• _The task_:
Each time a line of the listing holds "mullet", copy that line.
========
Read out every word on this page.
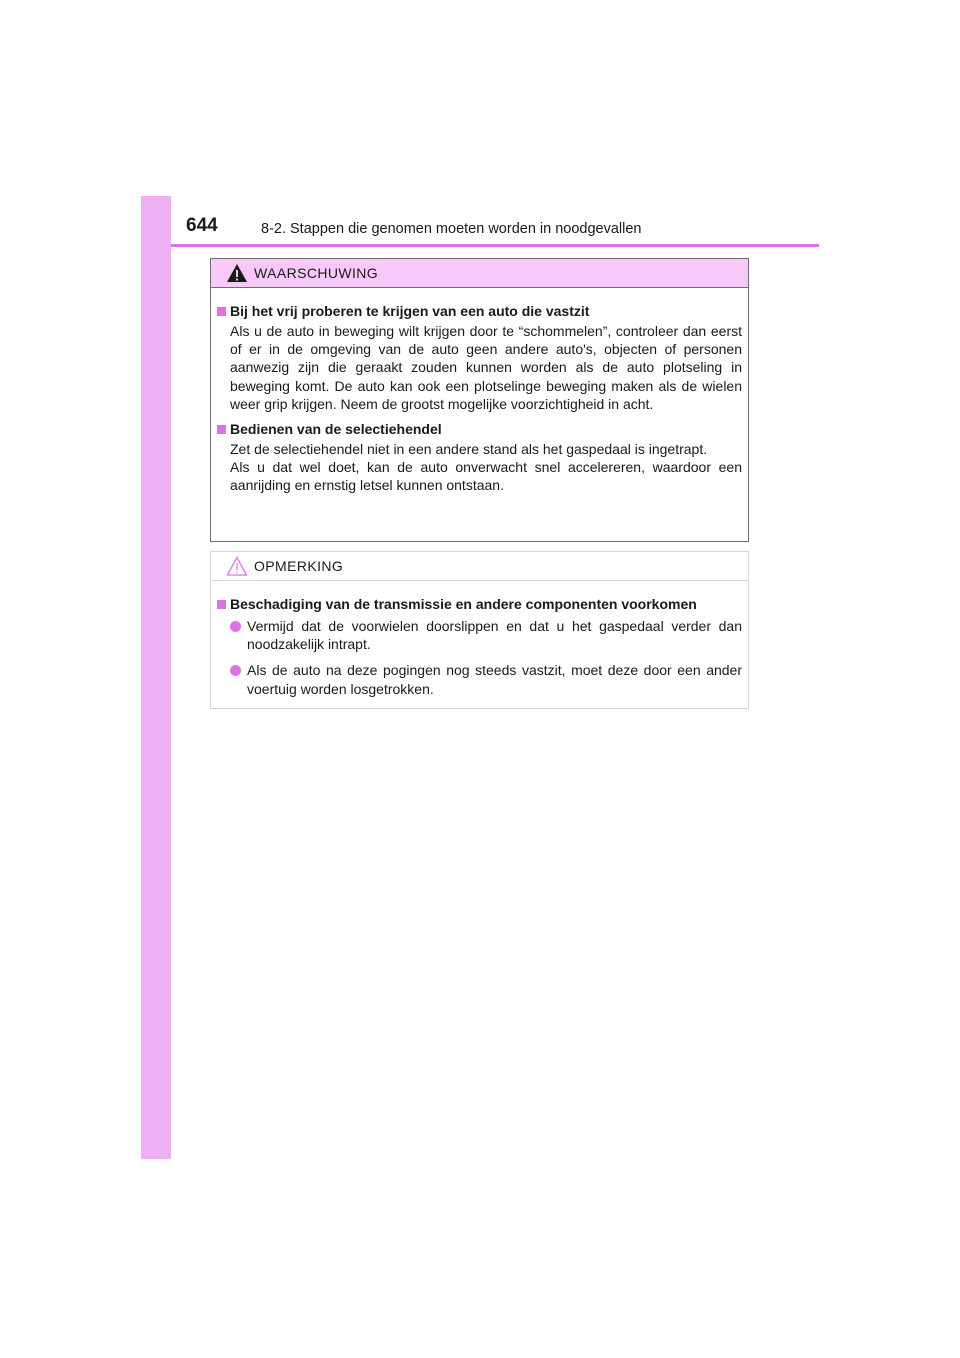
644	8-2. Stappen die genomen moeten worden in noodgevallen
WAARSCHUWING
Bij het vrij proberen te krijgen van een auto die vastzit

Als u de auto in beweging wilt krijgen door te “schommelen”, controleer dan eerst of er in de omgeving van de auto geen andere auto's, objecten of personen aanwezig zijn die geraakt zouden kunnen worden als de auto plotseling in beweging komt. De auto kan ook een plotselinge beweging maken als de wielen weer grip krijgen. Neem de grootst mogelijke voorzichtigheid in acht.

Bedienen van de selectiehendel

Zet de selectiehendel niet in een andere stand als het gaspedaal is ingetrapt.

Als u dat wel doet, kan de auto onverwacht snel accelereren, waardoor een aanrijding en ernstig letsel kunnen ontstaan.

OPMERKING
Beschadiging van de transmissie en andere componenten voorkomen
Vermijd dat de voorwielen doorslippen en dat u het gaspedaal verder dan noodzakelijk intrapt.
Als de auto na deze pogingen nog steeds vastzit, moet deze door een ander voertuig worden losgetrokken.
========
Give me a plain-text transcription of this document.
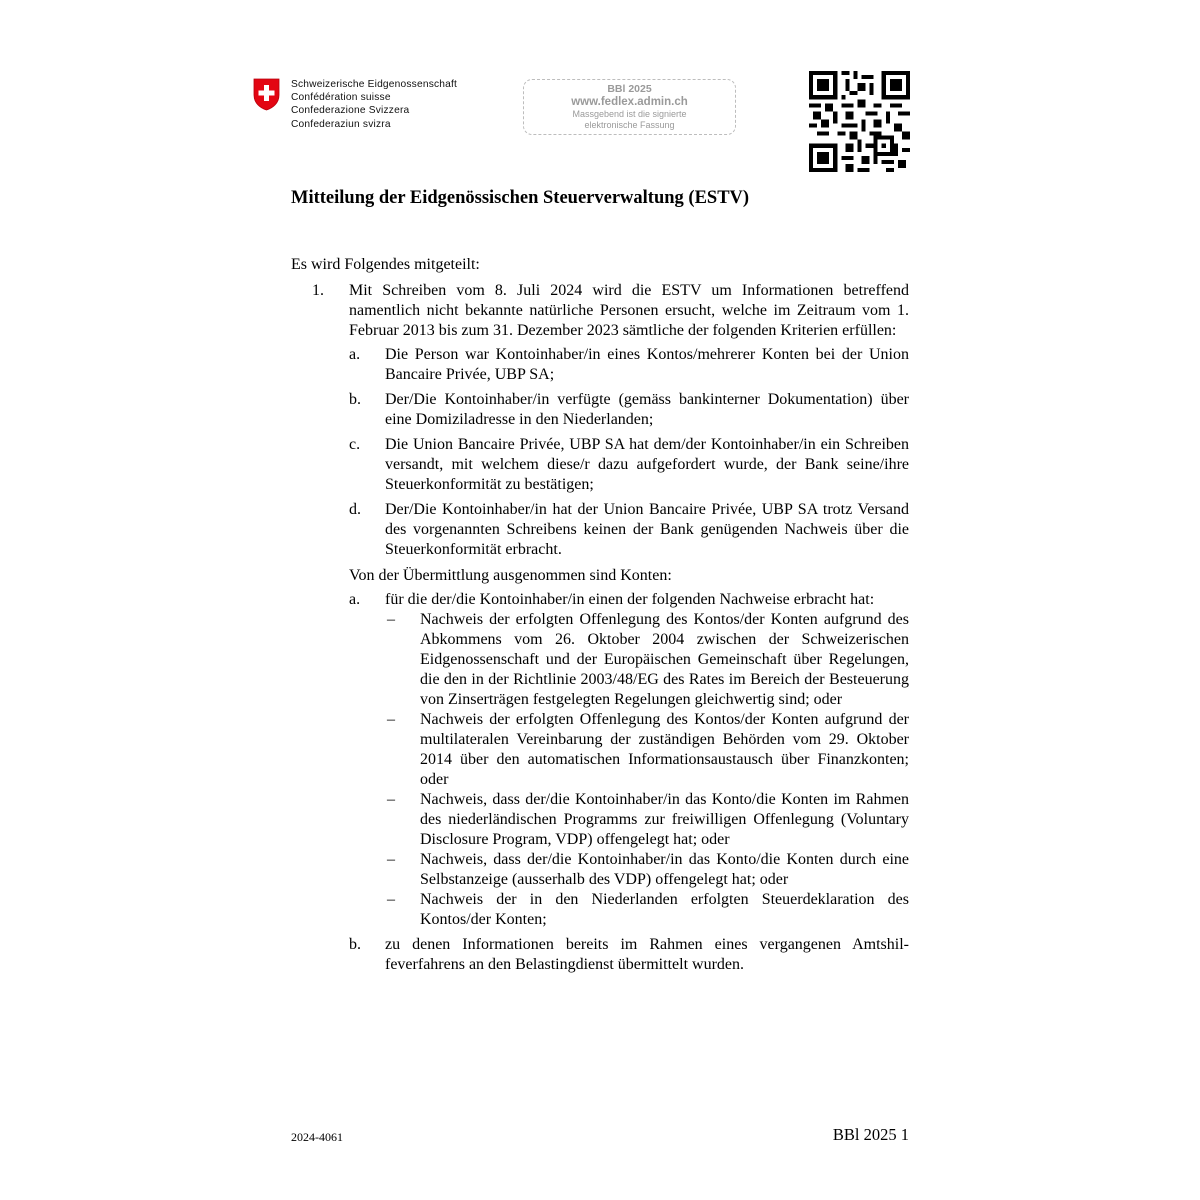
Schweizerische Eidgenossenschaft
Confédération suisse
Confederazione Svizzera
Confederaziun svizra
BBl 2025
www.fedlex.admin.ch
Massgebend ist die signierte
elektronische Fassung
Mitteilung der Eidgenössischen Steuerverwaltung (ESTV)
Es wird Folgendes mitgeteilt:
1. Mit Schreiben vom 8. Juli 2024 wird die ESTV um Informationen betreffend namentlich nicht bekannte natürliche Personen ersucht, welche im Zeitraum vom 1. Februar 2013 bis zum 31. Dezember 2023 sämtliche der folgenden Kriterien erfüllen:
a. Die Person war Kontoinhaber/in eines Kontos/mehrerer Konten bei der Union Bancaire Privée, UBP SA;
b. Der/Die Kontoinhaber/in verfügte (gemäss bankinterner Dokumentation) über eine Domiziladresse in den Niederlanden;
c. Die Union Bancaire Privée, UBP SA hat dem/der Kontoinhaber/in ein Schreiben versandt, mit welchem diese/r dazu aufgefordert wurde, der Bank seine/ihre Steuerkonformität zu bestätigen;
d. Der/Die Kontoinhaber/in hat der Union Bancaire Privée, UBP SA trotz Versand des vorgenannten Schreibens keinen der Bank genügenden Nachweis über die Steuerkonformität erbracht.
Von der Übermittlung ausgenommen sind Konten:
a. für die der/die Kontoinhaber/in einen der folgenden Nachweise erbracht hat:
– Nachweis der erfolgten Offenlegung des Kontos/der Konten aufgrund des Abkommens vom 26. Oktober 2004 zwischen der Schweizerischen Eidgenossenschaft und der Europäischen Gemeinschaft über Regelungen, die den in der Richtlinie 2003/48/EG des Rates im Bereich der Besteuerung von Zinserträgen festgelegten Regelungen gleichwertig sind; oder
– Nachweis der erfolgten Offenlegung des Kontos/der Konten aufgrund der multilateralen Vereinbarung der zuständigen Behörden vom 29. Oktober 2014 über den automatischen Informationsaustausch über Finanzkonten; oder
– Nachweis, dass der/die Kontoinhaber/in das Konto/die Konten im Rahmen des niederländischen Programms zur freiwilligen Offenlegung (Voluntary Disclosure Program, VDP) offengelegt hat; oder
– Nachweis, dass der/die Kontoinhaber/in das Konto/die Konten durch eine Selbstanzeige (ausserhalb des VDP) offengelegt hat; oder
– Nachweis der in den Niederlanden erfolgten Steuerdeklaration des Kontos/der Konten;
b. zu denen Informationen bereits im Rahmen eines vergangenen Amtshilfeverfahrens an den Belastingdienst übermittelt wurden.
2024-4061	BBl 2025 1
========
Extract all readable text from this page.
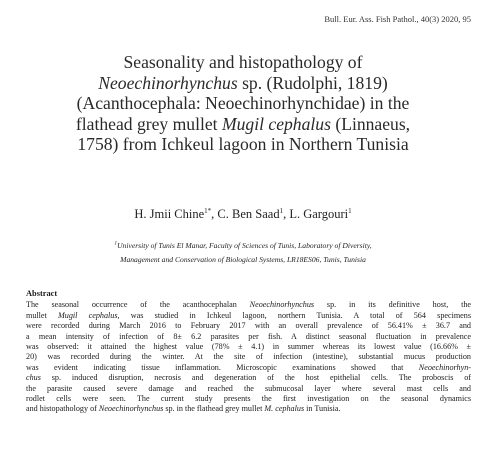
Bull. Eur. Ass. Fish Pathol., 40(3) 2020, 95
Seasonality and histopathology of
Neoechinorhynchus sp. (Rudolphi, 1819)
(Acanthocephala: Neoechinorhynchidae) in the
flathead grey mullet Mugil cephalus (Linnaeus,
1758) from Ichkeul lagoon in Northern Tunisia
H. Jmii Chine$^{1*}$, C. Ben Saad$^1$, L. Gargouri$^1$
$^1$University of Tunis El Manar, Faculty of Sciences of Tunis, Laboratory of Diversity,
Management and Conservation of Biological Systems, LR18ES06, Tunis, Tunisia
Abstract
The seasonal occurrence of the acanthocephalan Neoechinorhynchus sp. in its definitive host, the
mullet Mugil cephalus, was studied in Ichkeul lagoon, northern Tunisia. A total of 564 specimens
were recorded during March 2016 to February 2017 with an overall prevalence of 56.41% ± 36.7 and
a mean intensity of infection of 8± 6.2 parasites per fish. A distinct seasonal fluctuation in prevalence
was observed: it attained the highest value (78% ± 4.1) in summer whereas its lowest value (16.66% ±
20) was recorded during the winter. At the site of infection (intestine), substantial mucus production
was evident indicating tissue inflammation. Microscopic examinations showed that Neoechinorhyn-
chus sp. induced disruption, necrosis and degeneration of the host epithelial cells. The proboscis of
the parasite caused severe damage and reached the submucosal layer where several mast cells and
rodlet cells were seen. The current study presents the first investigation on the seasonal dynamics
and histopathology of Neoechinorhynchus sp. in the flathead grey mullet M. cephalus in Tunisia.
========
• _Reply_:
flathead grey mullet Mugil cephalus (Linnaeus,
mullet Mugil cephalus, was studied in Ichkeul lagoon, northern Tunisia. A total of 564 specimens
and histopathology of Neoechinorhynchus sp. in the flathead grey mullet M. cephalus in Tunisia.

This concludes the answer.